### YOUR TASK
Below are the records; locate each line with the word "pieno" and copy it.

### EXTRACTED MATERIAL
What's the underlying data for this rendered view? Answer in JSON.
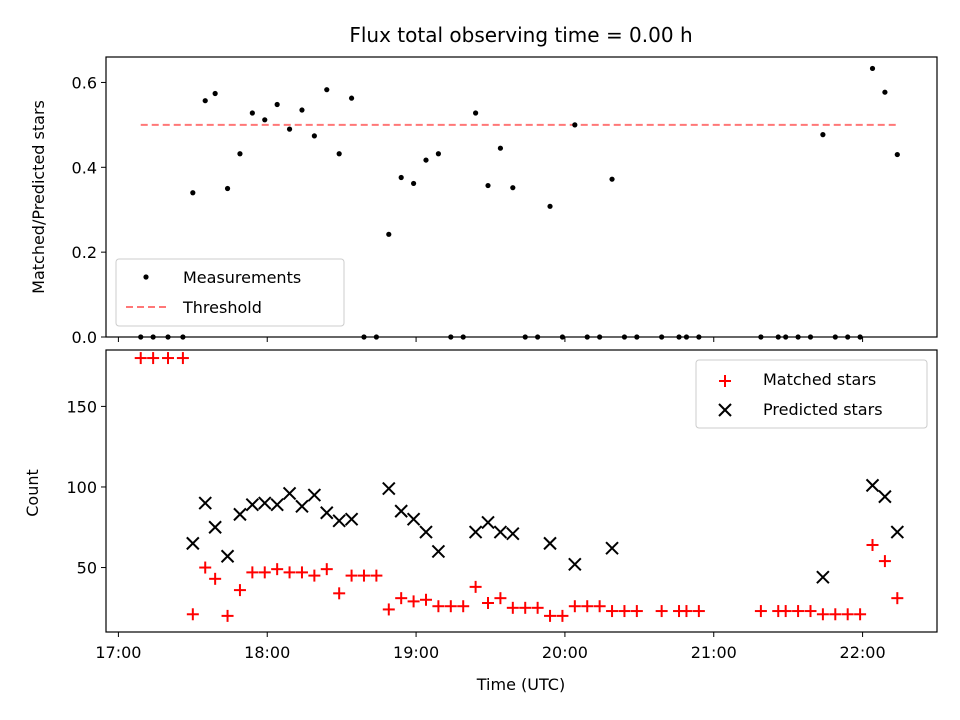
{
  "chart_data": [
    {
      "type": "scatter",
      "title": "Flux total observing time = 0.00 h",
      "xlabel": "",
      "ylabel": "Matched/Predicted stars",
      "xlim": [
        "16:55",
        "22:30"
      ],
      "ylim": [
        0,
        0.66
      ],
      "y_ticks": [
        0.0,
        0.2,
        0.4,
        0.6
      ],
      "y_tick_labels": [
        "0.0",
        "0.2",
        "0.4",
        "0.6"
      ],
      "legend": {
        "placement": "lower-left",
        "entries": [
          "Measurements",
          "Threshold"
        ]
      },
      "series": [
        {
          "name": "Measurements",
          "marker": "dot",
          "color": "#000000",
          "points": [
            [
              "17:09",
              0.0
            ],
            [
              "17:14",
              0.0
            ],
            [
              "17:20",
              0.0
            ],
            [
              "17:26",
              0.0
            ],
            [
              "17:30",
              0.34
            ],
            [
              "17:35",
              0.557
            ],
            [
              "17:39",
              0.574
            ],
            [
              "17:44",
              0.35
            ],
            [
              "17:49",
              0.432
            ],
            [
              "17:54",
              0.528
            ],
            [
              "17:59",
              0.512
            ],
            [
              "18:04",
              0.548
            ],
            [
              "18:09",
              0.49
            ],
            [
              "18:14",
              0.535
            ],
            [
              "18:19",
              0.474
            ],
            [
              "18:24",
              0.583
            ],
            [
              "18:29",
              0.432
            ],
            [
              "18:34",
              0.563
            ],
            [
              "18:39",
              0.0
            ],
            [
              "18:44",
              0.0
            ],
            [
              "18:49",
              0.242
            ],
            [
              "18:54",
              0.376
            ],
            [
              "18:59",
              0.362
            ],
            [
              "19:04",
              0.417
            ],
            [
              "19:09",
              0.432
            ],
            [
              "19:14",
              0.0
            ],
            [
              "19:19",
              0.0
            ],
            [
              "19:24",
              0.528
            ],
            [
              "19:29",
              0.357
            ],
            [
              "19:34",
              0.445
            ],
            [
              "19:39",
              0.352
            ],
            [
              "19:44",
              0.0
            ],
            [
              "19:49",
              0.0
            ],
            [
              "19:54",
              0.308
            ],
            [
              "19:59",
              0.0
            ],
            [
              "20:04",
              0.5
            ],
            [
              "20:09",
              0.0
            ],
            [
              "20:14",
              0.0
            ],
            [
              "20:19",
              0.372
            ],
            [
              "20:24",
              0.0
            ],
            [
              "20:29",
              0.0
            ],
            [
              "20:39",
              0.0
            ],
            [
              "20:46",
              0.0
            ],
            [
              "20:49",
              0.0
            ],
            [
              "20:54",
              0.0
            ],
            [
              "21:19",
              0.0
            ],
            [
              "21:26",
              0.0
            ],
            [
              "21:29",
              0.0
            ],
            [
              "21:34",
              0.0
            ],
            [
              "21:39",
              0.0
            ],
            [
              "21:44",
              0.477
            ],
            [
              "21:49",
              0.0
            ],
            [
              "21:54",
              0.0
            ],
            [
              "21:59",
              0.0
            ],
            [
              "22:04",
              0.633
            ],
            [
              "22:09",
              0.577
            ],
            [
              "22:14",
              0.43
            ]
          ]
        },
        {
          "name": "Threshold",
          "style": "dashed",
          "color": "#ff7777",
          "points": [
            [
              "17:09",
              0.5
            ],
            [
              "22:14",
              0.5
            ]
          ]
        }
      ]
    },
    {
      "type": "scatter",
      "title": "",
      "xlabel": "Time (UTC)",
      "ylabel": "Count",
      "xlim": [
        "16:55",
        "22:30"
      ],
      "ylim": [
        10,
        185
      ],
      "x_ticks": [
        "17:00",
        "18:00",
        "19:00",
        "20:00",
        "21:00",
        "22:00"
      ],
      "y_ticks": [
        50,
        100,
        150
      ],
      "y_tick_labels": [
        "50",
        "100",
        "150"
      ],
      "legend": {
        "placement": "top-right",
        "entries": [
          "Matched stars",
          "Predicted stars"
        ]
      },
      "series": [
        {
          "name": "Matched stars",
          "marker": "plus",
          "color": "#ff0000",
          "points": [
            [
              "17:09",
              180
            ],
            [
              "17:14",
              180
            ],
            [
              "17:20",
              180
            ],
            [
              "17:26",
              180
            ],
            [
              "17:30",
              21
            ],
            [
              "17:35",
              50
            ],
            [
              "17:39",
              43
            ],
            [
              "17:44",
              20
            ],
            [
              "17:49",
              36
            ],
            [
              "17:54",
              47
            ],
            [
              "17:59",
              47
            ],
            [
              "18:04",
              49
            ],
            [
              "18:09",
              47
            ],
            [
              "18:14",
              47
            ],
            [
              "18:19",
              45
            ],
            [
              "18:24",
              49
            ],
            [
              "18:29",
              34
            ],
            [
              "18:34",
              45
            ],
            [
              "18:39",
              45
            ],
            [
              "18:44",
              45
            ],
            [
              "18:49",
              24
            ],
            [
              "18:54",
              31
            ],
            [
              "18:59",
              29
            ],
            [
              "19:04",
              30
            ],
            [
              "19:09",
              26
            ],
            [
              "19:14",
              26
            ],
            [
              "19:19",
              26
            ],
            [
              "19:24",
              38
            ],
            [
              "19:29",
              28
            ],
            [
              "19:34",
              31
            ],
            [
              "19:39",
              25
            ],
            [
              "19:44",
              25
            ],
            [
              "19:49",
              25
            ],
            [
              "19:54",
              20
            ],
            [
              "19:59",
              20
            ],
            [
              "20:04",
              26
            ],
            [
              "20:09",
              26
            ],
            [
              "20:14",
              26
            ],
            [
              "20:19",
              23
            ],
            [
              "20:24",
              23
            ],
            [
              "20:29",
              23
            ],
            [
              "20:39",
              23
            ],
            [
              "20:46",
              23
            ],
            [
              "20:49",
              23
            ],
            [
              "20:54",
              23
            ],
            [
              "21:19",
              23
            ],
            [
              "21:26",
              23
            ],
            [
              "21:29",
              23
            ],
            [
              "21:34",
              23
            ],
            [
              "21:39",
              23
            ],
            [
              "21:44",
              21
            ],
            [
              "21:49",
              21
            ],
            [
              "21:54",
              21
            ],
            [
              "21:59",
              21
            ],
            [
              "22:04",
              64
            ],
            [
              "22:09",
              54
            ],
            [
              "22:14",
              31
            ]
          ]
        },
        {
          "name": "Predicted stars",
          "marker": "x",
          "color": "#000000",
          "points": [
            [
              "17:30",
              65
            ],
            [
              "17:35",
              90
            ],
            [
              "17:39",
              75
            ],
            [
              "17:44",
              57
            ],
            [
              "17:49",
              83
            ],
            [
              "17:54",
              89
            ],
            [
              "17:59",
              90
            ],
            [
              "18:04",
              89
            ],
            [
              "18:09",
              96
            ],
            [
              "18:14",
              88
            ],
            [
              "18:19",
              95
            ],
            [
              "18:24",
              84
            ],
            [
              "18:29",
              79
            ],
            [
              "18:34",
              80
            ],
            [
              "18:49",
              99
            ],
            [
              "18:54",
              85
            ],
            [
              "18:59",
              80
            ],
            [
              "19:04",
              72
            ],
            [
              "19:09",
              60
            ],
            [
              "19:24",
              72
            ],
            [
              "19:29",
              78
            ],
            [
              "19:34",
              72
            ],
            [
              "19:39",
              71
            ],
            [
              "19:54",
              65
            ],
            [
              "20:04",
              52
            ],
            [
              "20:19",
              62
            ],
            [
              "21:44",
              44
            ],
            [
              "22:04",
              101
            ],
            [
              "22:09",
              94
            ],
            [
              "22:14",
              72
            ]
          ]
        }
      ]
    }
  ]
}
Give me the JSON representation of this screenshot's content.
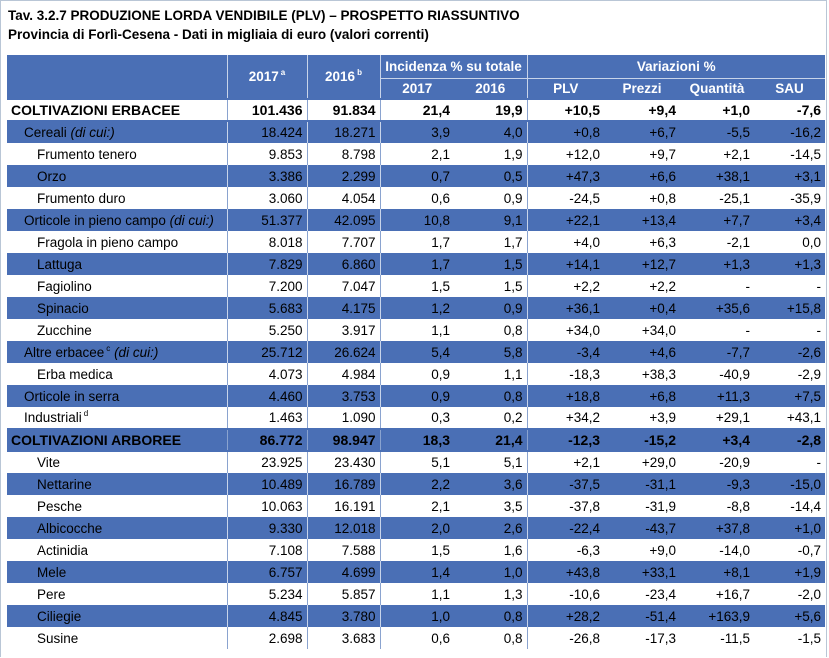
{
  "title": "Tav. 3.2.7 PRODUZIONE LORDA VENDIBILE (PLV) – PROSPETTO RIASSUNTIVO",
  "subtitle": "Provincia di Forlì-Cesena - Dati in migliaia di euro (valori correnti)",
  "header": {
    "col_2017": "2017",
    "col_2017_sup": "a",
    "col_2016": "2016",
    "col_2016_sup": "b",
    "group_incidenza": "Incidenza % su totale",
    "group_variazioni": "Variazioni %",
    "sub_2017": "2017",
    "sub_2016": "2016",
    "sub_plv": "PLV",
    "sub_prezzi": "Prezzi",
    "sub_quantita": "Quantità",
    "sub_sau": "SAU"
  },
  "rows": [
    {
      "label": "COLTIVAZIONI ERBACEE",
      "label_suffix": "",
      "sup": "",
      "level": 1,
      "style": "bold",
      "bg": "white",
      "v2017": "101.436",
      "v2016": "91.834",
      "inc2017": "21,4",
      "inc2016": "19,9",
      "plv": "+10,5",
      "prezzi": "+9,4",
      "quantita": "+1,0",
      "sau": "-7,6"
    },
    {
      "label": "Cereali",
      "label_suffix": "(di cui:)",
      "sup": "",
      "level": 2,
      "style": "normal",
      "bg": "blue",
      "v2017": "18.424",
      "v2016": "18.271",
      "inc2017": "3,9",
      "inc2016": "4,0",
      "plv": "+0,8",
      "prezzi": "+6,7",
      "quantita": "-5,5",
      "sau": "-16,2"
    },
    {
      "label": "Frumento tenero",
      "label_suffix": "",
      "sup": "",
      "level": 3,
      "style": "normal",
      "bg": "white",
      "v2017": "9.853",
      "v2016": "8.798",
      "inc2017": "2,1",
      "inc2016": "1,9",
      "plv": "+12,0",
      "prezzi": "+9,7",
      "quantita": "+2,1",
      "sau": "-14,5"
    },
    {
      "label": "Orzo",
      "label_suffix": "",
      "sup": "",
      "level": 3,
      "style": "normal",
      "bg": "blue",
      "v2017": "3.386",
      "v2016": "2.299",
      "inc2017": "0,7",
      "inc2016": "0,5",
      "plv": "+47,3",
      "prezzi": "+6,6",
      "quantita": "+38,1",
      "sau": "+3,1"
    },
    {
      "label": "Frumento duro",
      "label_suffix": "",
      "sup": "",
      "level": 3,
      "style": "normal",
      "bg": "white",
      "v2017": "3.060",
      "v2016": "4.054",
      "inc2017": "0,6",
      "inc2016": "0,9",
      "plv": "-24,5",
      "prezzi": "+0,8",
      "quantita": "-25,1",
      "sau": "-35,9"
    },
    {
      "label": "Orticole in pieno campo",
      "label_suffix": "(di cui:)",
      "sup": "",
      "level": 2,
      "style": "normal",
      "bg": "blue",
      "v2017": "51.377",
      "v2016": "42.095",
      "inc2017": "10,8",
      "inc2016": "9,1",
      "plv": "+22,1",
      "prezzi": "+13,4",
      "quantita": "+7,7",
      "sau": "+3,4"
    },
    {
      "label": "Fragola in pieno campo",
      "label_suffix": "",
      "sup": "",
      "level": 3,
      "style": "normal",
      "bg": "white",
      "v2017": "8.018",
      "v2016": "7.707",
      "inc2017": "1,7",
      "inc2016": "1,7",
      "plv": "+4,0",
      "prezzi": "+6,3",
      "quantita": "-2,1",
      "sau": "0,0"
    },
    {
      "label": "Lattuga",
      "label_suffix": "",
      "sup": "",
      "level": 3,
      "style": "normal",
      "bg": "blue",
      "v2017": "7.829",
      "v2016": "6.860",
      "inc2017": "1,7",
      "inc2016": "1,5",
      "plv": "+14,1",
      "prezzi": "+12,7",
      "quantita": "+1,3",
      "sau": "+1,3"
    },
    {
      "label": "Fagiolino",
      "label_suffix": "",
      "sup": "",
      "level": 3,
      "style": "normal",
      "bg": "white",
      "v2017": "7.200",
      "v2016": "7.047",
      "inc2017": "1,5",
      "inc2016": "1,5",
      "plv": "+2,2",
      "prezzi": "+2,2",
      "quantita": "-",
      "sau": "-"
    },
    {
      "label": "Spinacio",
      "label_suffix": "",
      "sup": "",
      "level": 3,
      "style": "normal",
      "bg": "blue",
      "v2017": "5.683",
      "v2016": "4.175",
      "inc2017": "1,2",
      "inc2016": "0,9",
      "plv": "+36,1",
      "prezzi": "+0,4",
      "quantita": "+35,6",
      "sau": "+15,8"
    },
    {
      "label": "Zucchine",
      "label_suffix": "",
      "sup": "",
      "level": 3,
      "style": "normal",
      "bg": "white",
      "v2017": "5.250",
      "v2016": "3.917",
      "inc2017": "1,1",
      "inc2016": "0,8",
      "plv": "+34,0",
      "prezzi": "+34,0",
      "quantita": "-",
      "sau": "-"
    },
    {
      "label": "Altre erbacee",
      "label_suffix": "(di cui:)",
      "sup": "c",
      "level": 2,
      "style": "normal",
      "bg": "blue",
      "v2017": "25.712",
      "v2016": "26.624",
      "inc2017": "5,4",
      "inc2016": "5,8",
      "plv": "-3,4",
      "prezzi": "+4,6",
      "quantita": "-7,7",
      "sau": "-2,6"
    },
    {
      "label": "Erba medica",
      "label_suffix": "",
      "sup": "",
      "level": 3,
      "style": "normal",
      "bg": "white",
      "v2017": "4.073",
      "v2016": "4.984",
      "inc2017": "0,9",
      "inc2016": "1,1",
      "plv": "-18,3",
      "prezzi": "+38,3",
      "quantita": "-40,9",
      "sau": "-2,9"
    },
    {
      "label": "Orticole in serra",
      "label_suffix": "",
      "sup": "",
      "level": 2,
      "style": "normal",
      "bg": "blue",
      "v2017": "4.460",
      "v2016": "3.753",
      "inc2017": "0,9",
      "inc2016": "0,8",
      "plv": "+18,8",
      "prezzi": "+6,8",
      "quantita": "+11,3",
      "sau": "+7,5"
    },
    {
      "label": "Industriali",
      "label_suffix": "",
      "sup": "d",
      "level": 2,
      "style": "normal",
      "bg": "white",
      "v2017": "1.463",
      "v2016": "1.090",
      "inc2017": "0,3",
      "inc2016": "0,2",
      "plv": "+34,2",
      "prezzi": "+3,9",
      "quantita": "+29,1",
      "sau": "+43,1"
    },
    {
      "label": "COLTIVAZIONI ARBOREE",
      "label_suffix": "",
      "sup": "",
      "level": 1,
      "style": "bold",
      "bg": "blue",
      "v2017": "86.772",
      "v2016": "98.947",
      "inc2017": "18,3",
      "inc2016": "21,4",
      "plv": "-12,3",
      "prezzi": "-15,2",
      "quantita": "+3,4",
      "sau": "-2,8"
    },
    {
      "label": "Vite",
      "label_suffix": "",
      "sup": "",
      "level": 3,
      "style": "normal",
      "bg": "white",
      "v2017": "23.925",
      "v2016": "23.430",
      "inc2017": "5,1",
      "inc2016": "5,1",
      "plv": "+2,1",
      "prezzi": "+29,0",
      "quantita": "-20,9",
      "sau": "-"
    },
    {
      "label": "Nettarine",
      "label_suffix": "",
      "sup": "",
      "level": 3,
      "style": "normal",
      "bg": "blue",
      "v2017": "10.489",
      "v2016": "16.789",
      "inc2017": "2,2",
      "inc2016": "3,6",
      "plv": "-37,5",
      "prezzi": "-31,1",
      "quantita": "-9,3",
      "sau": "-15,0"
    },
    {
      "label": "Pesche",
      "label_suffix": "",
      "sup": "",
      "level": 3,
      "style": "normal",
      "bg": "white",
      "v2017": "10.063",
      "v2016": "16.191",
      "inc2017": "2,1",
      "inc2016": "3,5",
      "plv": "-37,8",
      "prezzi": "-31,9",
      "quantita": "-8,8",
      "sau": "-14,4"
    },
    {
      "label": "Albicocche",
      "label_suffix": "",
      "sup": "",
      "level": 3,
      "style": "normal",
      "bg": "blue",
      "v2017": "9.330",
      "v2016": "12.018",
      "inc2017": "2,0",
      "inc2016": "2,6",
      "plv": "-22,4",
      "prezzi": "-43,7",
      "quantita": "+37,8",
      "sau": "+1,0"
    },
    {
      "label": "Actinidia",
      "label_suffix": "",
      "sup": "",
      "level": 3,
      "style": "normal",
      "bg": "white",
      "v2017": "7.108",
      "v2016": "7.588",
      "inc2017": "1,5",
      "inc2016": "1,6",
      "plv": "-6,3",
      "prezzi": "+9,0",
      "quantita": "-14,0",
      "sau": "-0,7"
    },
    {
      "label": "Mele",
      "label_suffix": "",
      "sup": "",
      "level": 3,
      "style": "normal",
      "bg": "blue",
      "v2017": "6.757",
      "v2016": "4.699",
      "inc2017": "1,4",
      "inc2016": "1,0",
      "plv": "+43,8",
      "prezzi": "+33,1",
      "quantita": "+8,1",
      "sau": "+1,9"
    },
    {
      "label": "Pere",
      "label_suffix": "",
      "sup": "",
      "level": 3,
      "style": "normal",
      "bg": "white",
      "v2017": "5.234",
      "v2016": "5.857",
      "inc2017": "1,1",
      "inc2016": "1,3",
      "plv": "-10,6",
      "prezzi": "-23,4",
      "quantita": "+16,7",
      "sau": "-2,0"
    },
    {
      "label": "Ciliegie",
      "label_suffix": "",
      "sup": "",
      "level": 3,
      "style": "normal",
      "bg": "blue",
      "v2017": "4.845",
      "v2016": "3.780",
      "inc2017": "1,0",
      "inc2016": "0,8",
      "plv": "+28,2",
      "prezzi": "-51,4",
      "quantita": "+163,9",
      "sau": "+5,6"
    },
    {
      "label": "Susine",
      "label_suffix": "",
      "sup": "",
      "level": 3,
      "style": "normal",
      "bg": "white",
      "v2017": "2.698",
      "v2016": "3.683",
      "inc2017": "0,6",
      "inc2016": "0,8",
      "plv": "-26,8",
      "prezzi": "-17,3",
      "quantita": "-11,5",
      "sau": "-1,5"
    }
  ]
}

### REPLY
      "label": "Orticole in pieno campo",
      "label": "Fragola in pieno campo",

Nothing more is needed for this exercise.